Work through the data below line by line and say how many lines hold "best"; give only the number.

PROVIDED RECORDS
--
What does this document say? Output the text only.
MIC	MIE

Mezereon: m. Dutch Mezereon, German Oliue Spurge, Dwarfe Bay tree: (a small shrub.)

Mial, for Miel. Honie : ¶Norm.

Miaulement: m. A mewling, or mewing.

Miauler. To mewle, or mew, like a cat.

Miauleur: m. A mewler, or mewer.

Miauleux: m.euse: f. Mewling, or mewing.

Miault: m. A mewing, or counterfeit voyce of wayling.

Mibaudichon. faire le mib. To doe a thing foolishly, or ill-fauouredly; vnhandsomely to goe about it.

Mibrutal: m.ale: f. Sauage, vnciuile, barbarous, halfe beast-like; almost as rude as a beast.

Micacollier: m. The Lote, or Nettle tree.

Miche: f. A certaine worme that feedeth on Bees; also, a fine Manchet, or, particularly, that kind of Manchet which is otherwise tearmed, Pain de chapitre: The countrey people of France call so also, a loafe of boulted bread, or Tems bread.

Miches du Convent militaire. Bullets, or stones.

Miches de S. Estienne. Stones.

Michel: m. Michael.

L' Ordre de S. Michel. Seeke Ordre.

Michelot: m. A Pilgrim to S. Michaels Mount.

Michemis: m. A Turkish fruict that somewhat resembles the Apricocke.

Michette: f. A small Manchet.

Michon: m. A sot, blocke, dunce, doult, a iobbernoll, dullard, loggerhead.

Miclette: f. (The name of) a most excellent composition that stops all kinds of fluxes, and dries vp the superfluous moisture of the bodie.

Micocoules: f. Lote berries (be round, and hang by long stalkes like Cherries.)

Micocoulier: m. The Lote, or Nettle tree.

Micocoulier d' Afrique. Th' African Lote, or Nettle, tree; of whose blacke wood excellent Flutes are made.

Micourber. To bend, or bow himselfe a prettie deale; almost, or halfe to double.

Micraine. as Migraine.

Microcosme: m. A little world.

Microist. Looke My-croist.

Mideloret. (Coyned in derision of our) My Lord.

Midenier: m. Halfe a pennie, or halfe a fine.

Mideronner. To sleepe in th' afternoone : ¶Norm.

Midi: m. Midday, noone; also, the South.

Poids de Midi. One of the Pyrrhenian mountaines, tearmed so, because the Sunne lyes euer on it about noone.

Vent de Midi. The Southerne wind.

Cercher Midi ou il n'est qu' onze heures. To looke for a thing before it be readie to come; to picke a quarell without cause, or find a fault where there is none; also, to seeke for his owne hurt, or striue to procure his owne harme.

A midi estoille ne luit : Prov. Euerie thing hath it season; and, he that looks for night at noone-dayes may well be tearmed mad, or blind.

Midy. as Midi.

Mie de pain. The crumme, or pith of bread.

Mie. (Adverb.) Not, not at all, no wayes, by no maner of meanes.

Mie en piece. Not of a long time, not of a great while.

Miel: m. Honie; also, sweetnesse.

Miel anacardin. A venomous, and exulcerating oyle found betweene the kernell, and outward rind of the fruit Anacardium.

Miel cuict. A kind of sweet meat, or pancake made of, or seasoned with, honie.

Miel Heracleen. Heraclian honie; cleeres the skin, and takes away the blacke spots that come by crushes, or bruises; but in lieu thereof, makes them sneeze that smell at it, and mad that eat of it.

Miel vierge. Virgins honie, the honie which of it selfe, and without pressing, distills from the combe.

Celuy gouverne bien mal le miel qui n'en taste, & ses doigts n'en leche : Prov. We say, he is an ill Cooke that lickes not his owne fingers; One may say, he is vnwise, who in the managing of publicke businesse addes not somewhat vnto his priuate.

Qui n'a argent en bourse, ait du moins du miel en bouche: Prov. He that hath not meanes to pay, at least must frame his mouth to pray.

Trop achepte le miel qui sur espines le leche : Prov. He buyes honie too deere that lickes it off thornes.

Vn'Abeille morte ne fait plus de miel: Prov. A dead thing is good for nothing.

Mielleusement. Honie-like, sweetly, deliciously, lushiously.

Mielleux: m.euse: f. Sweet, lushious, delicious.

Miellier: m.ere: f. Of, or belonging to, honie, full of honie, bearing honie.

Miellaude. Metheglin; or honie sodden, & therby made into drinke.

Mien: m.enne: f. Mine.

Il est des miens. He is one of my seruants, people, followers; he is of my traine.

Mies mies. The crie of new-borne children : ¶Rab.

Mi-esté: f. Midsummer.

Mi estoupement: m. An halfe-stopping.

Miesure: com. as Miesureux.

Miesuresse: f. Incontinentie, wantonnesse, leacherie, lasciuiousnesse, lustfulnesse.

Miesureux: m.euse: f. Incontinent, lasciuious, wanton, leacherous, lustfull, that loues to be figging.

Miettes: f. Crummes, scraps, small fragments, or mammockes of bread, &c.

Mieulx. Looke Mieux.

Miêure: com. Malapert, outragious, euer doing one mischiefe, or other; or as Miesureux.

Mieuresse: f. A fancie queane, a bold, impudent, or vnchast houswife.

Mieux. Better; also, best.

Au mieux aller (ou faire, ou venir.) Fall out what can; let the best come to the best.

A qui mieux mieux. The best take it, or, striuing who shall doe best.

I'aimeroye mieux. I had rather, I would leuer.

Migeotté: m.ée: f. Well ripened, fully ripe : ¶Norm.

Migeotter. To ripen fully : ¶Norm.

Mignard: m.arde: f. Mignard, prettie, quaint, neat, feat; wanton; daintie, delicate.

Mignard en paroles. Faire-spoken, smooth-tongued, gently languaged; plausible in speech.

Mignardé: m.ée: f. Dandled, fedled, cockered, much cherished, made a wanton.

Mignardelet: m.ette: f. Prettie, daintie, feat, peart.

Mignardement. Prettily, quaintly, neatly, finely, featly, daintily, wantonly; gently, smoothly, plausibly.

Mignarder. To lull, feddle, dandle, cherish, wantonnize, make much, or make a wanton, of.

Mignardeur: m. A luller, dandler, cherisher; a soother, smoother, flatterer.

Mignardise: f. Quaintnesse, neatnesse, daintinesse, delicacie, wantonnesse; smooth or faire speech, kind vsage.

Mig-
--
TASK RESULT
3